* _Exercise task_
Out of the lines below, please list those that hold the string "Birthplace".

-- start Task data --

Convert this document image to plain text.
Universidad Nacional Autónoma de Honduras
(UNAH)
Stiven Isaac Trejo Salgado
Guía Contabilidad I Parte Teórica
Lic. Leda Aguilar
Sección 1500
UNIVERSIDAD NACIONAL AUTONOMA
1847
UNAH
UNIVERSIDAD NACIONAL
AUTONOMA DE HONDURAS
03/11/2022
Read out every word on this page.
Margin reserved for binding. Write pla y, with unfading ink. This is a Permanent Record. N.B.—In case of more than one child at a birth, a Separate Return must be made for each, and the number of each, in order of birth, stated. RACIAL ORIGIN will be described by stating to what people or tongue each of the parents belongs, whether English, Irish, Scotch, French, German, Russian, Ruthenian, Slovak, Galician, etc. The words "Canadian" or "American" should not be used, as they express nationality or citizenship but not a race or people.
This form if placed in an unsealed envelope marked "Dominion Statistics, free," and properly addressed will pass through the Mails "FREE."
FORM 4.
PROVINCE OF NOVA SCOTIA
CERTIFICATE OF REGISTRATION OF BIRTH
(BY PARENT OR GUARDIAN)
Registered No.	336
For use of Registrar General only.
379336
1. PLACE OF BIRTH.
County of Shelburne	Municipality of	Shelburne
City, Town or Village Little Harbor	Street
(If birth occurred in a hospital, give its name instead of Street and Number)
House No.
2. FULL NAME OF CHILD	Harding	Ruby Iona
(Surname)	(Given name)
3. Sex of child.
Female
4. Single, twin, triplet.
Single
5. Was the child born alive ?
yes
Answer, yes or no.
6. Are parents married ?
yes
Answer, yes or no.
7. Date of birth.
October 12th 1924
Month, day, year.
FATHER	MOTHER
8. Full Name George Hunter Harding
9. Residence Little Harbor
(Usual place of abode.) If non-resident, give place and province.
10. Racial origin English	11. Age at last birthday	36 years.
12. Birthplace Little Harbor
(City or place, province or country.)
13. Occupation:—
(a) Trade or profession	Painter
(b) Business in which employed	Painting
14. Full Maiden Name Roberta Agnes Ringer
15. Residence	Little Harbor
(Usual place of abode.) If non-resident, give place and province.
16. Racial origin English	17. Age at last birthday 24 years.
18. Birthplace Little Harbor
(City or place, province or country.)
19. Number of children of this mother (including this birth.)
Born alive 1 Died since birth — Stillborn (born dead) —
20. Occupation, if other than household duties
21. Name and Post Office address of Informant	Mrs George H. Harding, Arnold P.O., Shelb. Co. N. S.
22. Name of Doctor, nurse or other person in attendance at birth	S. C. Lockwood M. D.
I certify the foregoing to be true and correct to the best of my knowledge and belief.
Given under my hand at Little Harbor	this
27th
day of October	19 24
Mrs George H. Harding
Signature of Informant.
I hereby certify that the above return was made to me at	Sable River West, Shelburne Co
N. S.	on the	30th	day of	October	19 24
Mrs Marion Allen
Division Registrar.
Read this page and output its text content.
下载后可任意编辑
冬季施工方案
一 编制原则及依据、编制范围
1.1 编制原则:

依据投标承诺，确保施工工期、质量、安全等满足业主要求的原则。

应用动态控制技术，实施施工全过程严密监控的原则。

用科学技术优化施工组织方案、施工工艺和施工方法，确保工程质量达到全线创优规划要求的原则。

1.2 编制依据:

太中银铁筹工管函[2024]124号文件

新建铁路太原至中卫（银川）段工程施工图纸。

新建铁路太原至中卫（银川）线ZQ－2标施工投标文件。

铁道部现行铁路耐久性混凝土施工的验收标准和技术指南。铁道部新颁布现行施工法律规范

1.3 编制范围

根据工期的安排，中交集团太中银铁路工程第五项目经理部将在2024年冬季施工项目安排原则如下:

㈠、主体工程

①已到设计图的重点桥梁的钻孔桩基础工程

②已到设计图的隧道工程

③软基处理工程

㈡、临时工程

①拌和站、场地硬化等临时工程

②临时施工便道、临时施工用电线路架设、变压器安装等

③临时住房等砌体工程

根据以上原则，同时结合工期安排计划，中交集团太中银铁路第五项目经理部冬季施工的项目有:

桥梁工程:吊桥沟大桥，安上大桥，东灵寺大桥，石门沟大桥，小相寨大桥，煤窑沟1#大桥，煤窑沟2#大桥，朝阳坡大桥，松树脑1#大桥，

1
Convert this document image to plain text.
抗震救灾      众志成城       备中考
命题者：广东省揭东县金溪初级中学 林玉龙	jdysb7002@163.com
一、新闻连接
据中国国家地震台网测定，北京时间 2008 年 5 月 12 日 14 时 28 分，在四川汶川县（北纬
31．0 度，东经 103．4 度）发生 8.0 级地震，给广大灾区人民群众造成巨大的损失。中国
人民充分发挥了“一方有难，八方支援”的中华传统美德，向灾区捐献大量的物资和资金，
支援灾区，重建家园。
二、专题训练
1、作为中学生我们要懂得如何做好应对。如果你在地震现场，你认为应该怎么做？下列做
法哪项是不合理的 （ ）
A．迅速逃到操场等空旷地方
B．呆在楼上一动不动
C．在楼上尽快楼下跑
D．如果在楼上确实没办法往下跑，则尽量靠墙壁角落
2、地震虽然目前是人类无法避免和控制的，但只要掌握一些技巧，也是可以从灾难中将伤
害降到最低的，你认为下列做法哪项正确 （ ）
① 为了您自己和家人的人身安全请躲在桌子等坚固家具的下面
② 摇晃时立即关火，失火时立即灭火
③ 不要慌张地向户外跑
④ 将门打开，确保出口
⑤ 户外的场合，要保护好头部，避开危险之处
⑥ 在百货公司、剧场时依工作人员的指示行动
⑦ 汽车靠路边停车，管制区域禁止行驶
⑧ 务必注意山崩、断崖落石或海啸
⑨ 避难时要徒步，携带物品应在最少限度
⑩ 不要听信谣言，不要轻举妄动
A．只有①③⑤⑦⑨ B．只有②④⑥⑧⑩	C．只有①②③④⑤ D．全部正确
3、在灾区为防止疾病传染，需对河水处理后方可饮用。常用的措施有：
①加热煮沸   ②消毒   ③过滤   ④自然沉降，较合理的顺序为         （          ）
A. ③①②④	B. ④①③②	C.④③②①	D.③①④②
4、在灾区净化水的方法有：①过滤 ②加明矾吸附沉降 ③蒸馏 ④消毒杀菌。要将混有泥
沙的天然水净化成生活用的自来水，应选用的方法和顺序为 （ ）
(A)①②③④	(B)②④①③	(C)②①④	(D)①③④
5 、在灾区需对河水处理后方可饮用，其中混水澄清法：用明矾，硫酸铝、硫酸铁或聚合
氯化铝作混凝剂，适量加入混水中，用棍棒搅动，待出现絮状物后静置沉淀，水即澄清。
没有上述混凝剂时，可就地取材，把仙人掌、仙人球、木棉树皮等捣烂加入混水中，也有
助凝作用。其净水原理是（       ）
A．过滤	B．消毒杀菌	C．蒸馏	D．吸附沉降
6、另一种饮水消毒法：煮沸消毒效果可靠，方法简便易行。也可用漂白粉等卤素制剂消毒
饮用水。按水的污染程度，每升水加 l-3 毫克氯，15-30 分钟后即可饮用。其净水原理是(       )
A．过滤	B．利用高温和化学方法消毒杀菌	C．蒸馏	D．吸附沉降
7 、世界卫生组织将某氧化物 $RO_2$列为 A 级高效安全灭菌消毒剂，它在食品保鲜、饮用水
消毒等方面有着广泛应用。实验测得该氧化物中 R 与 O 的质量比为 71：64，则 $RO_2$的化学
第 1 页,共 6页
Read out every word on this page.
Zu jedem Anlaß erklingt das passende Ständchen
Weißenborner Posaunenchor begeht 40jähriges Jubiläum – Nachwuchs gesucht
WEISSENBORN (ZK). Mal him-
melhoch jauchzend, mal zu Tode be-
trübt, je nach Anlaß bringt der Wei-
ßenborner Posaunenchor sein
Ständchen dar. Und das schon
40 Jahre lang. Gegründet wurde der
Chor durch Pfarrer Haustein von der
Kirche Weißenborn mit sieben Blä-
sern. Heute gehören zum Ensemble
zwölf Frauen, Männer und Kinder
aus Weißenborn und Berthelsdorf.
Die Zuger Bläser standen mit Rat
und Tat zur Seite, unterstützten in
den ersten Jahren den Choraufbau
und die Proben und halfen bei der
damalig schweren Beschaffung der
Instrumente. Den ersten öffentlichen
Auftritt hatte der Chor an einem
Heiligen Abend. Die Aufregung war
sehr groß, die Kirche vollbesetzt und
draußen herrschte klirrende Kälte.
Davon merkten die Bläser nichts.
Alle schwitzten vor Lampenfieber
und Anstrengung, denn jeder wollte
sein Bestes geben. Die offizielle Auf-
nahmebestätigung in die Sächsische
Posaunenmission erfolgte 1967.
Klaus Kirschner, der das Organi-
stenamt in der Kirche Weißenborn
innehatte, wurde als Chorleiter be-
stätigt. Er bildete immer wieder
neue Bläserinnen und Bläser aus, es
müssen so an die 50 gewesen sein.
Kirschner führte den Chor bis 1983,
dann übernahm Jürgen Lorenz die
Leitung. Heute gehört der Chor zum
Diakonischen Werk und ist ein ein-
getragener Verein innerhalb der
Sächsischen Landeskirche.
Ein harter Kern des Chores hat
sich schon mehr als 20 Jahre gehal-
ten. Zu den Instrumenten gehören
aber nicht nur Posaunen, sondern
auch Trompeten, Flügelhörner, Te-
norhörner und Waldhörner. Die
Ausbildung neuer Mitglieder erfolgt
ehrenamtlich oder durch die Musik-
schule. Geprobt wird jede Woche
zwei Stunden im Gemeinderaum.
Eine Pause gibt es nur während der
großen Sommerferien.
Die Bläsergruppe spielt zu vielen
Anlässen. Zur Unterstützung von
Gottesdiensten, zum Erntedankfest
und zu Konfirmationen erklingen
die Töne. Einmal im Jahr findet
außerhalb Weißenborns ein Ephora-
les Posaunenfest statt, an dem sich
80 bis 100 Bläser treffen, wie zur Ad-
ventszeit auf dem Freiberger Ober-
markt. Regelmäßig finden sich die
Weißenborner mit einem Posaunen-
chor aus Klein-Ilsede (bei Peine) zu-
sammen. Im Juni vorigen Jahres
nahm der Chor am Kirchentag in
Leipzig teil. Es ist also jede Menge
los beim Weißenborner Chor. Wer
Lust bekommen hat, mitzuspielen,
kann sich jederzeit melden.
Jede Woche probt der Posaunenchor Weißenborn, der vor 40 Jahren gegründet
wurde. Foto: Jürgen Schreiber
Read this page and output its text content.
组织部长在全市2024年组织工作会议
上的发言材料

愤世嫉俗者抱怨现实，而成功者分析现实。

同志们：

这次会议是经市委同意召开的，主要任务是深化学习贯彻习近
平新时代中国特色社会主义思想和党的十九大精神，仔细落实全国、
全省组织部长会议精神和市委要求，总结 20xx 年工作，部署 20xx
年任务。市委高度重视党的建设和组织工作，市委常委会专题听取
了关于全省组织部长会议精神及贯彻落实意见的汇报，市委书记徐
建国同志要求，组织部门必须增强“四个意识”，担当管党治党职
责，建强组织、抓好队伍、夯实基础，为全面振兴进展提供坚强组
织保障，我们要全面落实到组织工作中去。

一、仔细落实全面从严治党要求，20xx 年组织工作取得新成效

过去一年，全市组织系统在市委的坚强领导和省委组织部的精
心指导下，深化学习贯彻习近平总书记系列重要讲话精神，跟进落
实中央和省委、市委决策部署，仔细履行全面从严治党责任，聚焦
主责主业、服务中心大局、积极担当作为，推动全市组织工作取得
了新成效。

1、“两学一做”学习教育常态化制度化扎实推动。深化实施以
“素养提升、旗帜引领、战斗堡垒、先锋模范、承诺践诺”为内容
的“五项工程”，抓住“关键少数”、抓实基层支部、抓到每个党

-- end Task data --

* _Answer in full_
12. Birthplace Little Harbor
18. Birthplace Little Harbor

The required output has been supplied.